* _Data rows_
§ §
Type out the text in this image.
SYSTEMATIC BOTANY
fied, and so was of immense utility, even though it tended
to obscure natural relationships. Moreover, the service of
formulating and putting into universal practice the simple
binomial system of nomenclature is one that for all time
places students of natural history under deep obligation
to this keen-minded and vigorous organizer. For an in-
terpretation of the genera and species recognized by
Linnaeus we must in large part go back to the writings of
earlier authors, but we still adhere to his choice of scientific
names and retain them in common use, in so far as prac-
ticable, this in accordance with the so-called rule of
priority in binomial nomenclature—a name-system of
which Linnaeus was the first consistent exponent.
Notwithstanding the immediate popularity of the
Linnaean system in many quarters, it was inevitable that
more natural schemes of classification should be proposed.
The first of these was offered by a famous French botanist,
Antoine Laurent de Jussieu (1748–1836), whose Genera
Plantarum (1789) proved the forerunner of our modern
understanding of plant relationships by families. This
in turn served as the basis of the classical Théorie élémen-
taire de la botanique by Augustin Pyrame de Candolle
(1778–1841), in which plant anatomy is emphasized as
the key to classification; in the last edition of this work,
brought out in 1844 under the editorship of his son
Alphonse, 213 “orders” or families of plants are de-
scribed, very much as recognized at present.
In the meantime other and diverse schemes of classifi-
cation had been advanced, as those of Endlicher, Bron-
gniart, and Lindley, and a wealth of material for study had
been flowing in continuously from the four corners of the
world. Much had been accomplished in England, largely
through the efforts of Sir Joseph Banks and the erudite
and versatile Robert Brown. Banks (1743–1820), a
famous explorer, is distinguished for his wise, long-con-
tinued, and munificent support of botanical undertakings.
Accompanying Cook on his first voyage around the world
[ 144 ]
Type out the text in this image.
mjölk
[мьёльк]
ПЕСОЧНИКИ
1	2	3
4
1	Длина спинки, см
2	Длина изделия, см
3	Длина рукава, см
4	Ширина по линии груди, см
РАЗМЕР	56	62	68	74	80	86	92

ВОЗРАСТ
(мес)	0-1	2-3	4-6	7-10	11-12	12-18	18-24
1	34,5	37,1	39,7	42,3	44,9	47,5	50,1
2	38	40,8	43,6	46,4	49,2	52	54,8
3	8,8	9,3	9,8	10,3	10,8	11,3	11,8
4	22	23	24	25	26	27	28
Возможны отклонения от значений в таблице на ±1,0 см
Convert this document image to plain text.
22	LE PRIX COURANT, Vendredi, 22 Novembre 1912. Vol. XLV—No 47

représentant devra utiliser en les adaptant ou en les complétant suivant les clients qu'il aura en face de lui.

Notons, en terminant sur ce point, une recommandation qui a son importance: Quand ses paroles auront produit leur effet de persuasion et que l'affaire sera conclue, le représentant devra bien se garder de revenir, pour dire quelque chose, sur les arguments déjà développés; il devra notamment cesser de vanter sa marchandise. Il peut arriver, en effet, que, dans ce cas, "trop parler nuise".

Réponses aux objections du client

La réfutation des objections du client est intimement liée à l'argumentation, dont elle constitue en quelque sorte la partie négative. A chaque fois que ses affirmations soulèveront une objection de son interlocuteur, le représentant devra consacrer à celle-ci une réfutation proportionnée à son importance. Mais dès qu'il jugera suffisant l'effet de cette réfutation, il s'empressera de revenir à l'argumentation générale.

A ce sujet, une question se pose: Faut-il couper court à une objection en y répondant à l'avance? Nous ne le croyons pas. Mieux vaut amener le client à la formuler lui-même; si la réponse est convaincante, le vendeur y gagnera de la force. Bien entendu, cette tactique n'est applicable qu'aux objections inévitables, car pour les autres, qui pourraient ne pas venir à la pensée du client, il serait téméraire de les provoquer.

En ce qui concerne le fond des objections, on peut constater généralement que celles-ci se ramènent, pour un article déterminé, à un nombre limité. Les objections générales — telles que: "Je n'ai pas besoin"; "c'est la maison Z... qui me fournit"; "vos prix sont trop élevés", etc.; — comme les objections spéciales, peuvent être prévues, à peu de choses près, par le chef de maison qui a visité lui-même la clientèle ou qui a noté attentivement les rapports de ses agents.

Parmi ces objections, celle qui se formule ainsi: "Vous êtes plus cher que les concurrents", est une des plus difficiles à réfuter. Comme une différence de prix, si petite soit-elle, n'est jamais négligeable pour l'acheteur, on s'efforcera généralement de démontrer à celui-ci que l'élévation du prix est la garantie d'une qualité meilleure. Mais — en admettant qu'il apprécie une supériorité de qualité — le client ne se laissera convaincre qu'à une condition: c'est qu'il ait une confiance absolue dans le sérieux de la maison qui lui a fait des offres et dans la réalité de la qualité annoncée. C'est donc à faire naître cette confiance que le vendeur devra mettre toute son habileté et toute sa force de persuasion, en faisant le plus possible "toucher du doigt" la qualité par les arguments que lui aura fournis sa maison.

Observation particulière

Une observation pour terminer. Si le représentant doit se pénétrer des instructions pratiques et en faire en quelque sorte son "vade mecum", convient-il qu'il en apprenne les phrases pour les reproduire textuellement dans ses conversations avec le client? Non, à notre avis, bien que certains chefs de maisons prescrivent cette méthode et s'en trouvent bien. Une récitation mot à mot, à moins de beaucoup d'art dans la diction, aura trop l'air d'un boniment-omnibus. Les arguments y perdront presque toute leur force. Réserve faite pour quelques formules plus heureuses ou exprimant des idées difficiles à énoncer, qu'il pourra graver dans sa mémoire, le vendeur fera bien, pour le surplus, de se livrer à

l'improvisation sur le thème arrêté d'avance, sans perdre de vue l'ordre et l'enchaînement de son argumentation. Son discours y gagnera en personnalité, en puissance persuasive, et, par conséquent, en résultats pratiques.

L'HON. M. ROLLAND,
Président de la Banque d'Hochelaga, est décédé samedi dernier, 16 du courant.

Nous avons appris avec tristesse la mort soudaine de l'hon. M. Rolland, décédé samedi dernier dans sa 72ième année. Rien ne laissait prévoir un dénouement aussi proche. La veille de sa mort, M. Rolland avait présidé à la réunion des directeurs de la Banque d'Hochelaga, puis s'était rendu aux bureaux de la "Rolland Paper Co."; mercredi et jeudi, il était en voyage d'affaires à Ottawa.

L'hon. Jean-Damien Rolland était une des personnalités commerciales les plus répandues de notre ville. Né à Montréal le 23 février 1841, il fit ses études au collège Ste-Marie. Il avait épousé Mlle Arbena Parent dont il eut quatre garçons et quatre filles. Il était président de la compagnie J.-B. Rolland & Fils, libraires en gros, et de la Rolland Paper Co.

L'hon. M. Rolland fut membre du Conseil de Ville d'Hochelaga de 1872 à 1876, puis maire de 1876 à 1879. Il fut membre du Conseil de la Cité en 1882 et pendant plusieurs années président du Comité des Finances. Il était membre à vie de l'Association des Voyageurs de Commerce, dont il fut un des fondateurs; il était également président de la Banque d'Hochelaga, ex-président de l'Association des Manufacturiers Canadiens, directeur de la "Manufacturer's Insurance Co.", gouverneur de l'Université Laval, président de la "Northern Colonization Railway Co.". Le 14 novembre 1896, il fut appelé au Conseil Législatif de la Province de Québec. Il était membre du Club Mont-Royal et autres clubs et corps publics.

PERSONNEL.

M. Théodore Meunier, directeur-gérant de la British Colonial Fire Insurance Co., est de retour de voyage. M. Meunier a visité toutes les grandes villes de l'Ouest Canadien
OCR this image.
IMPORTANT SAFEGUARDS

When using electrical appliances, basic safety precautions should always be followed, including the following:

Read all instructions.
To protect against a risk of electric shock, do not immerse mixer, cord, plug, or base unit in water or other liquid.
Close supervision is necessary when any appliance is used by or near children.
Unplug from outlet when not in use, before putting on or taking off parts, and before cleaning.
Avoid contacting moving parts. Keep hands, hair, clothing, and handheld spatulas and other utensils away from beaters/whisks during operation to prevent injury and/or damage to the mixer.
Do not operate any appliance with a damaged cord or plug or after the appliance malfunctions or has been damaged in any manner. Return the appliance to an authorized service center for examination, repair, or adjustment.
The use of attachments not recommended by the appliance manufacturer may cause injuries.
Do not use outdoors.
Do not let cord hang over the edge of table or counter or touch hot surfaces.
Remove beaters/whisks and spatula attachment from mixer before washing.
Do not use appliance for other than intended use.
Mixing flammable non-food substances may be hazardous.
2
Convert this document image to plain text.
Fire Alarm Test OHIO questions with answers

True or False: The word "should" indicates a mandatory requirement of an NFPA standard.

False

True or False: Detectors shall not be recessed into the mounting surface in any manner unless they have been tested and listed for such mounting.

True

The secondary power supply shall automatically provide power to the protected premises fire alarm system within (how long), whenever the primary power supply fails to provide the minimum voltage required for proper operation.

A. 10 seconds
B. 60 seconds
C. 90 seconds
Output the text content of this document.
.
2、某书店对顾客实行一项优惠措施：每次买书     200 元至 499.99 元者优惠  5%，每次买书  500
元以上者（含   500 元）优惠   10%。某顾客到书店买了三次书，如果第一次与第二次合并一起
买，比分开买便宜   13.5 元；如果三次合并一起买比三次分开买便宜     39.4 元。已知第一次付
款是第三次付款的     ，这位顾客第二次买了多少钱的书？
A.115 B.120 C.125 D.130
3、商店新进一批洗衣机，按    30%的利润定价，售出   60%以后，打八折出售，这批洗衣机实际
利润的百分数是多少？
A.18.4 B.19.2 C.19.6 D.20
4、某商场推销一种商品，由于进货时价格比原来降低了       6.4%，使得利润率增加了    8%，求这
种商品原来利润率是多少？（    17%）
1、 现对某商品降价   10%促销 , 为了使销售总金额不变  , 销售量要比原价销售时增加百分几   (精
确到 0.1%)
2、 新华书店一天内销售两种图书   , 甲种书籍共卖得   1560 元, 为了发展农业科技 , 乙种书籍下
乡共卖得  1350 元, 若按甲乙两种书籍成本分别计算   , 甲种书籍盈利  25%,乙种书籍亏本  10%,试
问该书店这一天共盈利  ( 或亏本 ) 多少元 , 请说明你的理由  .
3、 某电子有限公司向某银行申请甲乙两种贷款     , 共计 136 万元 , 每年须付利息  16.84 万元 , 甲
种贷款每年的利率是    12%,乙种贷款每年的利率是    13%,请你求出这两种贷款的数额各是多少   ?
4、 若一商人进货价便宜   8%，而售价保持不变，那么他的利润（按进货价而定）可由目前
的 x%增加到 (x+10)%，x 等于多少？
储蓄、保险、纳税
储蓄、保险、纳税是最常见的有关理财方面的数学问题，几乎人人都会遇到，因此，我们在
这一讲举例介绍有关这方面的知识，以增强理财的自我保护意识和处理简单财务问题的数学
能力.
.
§ §
* _Work instructions_
Nothing outside the span should appear: transcribe the lines from the one containing "Output the text content of this document." through the last line of the records.

* _Response_
Output the text content of this document.
.
2、某书店对顾客实行一项优惠措施：每次买书     200 元至 499.99 元者优惠  5%，每次买书  500
元以上者（含   500 元）优惠   10%。某顾客到书店买了三次书，如果第一次与第二次合并一起
买，比分开买便宜   13.5 元；如果三次合并一起买比三次分开买便宜     39.4 元。已知第一次付
款是第三次付款的     ，这位顾客第二次买了多少钱的书？
A.115 B.120 C.125 D.130
3、商店新进一批洗衣机，按    30%的利润定价，售出   60%以后，打八折出售，这批洗衣机实际
利润的百分数是多少？
A.18.4 B.19.2 C.19.6 D.20
4、某商场推销一种商品，由于进货时价格比原来降低了       6.4%，使得利润率增加了    8%，求这
种商品原来利润率是多少？（    17%）
1、 现对某商品降价   10%促销 , 为了使销售总金额不变  , 销售量要比原价销售时增加百分几   (精
确到 0.1%)
2、 新华书店一天内销售两种图书   , 甲种书籍共卖得   1560 元, 为了发展农业科技 , 乙种书籍下
乡共卖得  1350 元, 若按甲乙两种书籍成本分别计算   , 甲种书籍盈利  25%,乙种书籍亏本  10%,试
问该书店这一天共盈利  ( 或亏本 ) 多少元 , 请说明你的理由  .
3、 某电子有限公司向某银行申请甲乙两种贷款     , 共计 136 万元 , 每年须付利息  16.84 万元 , 甲
种贷款每年的利率是    12%,乙种贷款每年的利率是    13%,请你求出这两种贷款的数额各是多少   ?
4、 若一商人进货价便宜   8%，而售价保持不变，那么他的利润（按进货价而定）可由目前
的 x%增加到 (x+10)%，x 等于多少？
储蓄、保险、纳税
储蓄、保险、纳税是最常见的有关理财方面的数学问题，几乎人人都会遇到，因此，我们在
这一讲举例介绍有关这方面的知识，以增强理财的自我保护意识和处理简单财务问题的数学
能力.
.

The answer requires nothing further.